▶ _Job A_:
Output everything from "A Philippine senator, a" down to "in these deals." in the article about Chinese infrastructure firms in the Philippines, copied character for character.

‘Shady track records’ hound PH-China infra firms

Chrisee Dela Paz
‘Shady track records’ hound PH-China infra firms
(UPDATED) But the Bases Conversion Development Authority (BCDA) clarifies that the memoranda signed with these Chinese companies are only meant for 'feasibility studies'

MANILA, Philippines (UPDATED) – Various camps have raised concerns whether due diligence was observed in big-ticket infrastructure deals that the Philippines announced in China. It turned out some of the agreements signed went to a firm that was involved in a string of accidents in Vietnam, and another construction firm that was banned by multilateral lender World Bank.

A Philippine senator, a congressman, and a group of former senior government officials (FSGO) have raised concerns over the Chinese firms designated to spearhead the new projects as well as the procurement processes followed in these deals.

“It is imperative that the public understand whether these agreements have sovereign guarantees, are binding and exclusive or are just memoranda of understanding (MOUs) and, especially for those awarded to private companies, have followed bidding and procurement laws,” FSGO said in a statement on Wednesday, October 26.

This was echoed by Kabayan Representative Harry Roque, who said, “In pursuing this economic partnership with China, we also need to be wary that our laws should not be broken.”

“I have observed that at least 3 companies have shady track records in dealing with the Philippines,” he added.

Senator Panfilo Lacson, meanwhile, called on Malacañang to probe the recently-signed big-ticket infrastructure deals.

China Railway Engineering Corporation, through an MOU with local firm MVP Global Infrastructure Group Limited, plans to invest $2.5 billion in infrastructure deals in the country. An Inquirer report said these include a massive Mindanao railway system.

The research unit of Fitch Ratings, BMI Research, had said the impression of Chinese construction deals could thwart infrastructure projects in the Philippines. (READ: What Duterte accomplished in China)

It cited as an example China Railway, the main contractor at the Cat Linh-Ha Dong elevated rail project site in Vietnam, where a string of accidents happened.

“In Vietnam, it resulted in government officials criticizing Chinese contractors of having poor safety practices, a concern that may be present in other markets,” BMI Research said in its October report.

▶ _Job B_:
Return everything in the first listing below, from the line containing "I need the location" down to the line containing "key-w[interactable]: W — [68, 927, 124, 999]", reproduced verbatim with both end lines included.

▶ _Records_:
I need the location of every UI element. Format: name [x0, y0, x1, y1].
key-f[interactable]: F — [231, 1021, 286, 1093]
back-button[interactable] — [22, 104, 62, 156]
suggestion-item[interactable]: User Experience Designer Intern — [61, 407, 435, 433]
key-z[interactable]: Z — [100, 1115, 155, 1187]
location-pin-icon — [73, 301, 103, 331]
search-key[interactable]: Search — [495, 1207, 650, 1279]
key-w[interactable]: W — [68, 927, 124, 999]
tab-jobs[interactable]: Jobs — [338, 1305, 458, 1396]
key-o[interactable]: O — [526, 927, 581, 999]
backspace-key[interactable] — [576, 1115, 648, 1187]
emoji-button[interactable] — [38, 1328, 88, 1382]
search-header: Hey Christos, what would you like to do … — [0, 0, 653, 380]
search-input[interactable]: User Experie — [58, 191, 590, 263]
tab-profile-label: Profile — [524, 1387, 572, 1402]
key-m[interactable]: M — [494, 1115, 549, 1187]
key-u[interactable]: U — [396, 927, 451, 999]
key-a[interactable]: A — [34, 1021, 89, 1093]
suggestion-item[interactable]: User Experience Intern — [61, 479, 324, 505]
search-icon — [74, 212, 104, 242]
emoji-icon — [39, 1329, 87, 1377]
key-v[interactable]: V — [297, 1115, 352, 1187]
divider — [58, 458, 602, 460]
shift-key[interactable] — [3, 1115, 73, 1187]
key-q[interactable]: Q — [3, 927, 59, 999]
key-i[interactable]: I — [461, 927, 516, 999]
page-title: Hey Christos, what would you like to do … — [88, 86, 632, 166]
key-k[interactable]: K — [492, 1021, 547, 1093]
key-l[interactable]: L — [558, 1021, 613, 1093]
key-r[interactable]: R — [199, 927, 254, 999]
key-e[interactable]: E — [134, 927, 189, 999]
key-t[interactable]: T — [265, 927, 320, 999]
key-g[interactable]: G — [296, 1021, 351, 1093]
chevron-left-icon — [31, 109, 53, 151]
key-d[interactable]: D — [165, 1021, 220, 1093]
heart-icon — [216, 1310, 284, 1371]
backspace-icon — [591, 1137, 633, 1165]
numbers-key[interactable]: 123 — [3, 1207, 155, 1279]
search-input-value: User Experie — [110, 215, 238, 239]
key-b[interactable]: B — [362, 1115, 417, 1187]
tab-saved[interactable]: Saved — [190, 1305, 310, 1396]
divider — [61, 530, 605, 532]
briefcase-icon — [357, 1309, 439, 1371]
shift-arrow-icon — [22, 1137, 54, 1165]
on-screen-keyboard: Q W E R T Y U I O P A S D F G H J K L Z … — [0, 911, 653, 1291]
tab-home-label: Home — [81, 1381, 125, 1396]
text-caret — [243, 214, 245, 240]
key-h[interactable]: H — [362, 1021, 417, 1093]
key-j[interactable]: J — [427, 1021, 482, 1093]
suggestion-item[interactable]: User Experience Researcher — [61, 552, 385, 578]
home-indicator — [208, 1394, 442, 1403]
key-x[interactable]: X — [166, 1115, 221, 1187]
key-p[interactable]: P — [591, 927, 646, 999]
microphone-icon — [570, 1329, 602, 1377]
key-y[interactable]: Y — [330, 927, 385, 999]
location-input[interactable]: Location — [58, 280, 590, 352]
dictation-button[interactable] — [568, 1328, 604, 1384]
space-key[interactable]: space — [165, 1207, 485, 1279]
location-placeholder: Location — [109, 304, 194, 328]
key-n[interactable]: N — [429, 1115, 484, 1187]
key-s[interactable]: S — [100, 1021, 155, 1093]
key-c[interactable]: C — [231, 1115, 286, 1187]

---

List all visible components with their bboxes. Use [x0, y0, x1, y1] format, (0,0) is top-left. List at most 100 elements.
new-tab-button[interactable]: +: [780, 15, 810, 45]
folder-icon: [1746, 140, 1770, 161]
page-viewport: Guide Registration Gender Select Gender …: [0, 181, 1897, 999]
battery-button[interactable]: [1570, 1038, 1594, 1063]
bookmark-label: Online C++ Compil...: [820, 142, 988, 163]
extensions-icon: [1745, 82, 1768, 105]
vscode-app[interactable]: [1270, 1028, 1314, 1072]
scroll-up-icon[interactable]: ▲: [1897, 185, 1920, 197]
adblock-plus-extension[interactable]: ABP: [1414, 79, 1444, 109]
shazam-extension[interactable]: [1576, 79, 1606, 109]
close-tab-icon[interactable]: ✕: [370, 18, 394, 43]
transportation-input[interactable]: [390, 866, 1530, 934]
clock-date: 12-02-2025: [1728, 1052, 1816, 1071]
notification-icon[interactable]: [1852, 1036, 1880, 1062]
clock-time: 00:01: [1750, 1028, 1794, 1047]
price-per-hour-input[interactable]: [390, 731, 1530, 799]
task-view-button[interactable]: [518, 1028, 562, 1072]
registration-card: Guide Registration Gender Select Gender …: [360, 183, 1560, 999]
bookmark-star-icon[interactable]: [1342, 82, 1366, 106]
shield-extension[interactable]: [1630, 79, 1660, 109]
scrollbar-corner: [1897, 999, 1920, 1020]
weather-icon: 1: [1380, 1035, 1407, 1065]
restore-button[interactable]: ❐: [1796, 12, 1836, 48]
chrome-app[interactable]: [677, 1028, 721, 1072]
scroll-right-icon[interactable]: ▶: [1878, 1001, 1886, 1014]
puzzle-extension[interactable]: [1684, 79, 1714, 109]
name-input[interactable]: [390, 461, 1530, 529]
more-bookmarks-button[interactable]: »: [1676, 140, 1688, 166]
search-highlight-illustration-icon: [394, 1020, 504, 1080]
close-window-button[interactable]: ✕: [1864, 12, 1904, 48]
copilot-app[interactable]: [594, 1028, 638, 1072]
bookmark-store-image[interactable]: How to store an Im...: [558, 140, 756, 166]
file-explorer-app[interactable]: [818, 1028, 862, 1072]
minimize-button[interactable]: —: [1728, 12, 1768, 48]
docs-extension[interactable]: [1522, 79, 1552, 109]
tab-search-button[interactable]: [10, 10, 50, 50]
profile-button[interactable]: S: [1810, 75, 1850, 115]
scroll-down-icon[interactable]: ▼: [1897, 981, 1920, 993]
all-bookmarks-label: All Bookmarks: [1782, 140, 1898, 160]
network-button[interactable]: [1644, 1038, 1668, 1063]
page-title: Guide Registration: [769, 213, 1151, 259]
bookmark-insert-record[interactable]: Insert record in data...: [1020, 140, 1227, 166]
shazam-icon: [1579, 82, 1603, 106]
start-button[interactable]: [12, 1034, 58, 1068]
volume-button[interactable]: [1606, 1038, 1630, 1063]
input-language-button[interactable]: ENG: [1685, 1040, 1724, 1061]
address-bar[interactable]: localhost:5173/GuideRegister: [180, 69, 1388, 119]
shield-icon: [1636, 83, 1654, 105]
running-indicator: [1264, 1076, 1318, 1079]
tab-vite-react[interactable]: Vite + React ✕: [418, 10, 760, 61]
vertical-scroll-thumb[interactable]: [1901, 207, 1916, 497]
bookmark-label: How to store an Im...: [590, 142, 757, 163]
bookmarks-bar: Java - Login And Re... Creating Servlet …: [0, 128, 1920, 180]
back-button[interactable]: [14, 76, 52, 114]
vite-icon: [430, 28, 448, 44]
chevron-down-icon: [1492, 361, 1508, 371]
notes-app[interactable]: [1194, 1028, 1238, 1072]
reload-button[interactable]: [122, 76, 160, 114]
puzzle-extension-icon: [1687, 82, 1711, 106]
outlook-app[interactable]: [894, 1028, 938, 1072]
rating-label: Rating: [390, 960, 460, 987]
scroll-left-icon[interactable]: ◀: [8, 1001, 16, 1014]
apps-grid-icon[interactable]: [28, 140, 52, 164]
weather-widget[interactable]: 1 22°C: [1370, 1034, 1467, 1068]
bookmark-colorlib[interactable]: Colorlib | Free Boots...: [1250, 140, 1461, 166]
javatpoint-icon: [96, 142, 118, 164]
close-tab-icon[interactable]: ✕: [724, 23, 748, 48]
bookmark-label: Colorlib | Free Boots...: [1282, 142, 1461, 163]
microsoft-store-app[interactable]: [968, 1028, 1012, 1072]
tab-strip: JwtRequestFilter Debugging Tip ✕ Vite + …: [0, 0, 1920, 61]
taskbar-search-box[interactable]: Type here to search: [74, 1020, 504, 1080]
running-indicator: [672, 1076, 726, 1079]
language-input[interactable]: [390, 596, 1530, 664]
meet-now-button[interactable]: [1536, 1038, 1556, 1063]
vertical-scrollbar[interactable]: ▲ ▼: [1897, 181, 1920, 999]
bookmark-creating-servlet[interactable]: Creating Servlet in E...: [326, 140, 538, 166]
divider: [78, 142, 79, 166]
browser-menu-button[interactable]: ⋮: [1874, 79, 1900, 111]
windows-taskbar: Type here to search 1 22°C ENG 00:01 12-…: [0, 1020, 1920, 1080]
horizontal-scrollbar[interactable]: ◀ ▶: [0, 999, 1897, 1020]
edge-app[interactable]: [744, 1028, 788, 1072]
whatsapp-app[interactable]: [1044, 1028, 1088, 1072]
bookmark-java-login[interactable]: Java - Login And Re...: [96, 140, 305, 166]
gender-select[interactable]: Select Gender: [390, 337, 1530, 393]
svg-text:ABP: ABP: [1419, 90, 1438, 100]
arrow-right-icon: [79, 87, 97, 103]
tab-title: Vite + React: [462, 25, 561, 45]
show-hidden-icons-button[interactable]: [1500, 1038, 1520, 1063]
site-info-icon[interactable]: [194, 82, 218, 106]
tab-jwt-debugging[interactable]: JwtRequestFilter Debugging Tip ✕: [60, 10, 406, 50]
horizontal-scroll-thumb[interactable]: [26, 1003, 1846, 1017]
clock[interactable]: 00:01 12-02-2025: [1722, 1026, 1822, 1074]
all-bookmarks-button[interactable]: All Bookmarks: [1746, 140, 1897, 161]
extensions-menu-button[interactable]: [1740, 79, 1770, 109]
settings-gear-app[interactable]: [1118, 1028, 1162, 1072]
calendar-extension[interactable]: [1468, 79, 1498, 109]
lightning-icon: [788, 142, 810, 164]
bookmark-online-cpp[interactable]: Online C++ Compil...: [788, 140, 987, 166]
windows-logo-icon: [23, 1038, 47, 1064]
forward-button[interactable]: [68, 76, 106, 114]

▶ _Complete answer A_:
A Philippine senator, a congressman, and a group of former senior government officials (FSGO) have raised concerns over the Chinese firms designated to spearhead the new projects as well as the procurement processes followed in these deals.

▶ _Complete answer B_:
I need the location of every UI element. Format: name [x0, y0, x1, y1].
key-f[interactable]: F — [231, 1021, 286, 1093]
back-button[interactable] — [22, 104, 62, 156]
suggestion-item[interactable]: User Experience Designer Intern — [61, 407, 435, 433]
key-z[interactable]: Z — [100, 1115, 155, 1187]
location-pin-icon — [73, 301, 103, 331]
search-key[interactable]: Search — [495, 1207, 650, 1279]
key-w[interactable]: W — [68, 927, 124, 999]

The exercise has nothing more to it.